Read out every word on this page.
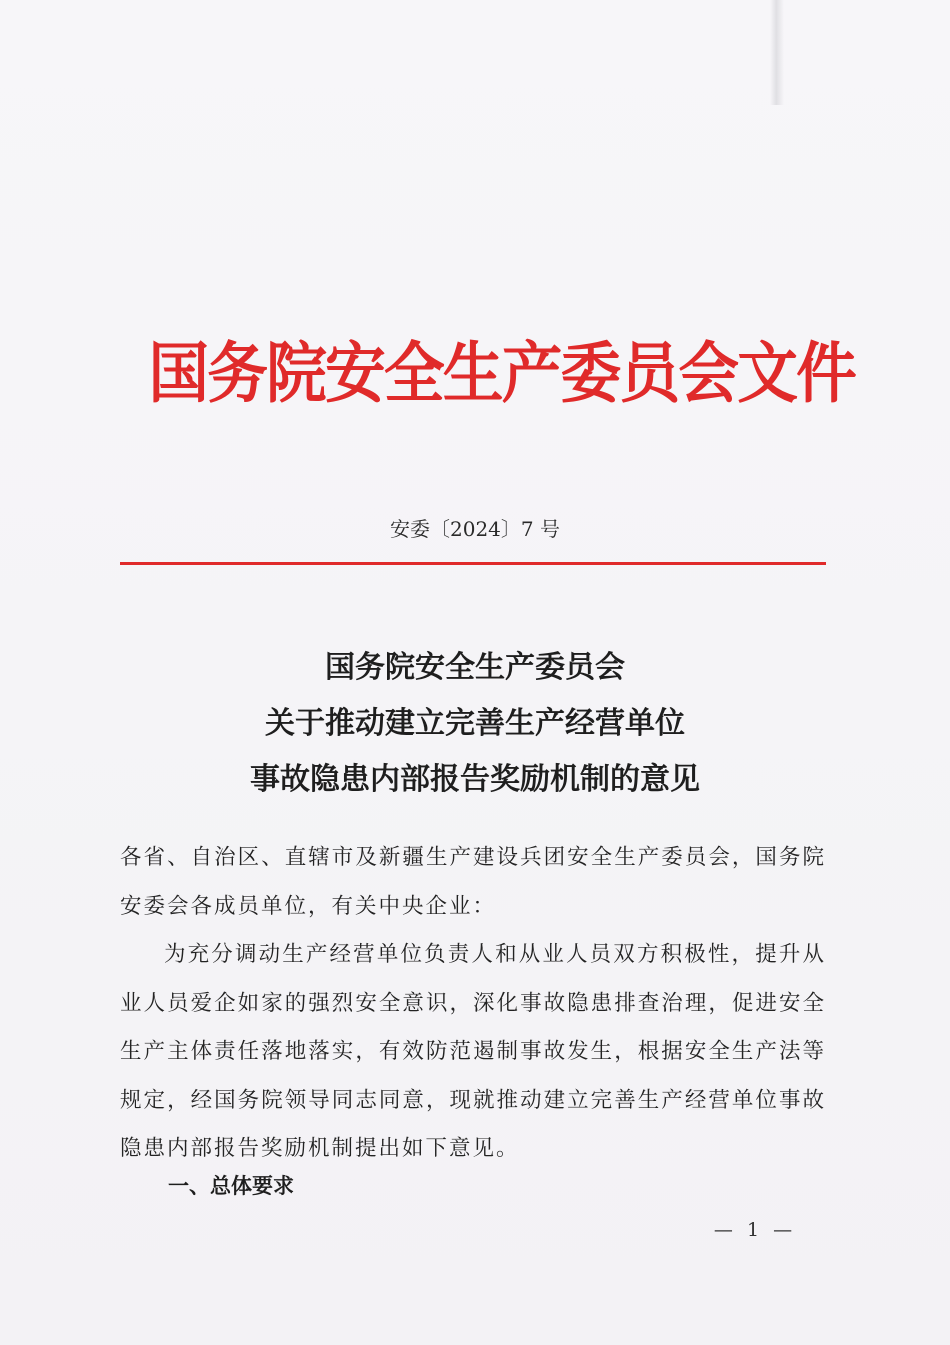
国务院安全生产委员会文件
安委〔2024〕7 号
国务院安全生产委员会
关于推动建立完善生产经营单位
事故隐患内部报告奖励机制的意见

各省、自治区、直辖市及新疆生产建设兵团安全生产委员会，国务院安委会各成员单位，有关中央企业：

为充分调动生产经营单位负责人和从业人员双方积极性，提升从业人员爱企如家的强烈安全意识，深化事故隐患排查治理，促进安全生产主体责任落地落实，有效防范遏制事故发生，根据安全生产法等规定，经国务院领导同志同意，现就推动建立完善生产经营单位事故隐患内部报告奖励机制提出如下意见。

一、总体要求
— 1 —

WHAT YOU ARE ASKED TO DO:
Retype the entries word for word. Omit any images.

RESPONSE BELOW:
Read out every word on this page.
国务院安全生产委员会文件
安委〔2024〕7 号
国务院安全生产委员会
关于推动建立完善生产经营单位
事故隐患内部报告奖励机制的意见

各省、自治区、直辖市及新疆生产建设兵团安全生产委员会，国务院安委会各成员单位，有关中央企业：

为充分调动生产经营单位负责人和从业人员双方积极性，提升从业人员爱企如家的强烈安全意识，深化事故隐患排查治理，促进安全生产主体责任落地落实，有效防范遏制事故发生，根据安全生产法等规定，经国务院领导同志同意，现就推动建立完善生产经营单位事故隐患内部报告奖励机制提出如下意见。

一、总体要求
— 1 —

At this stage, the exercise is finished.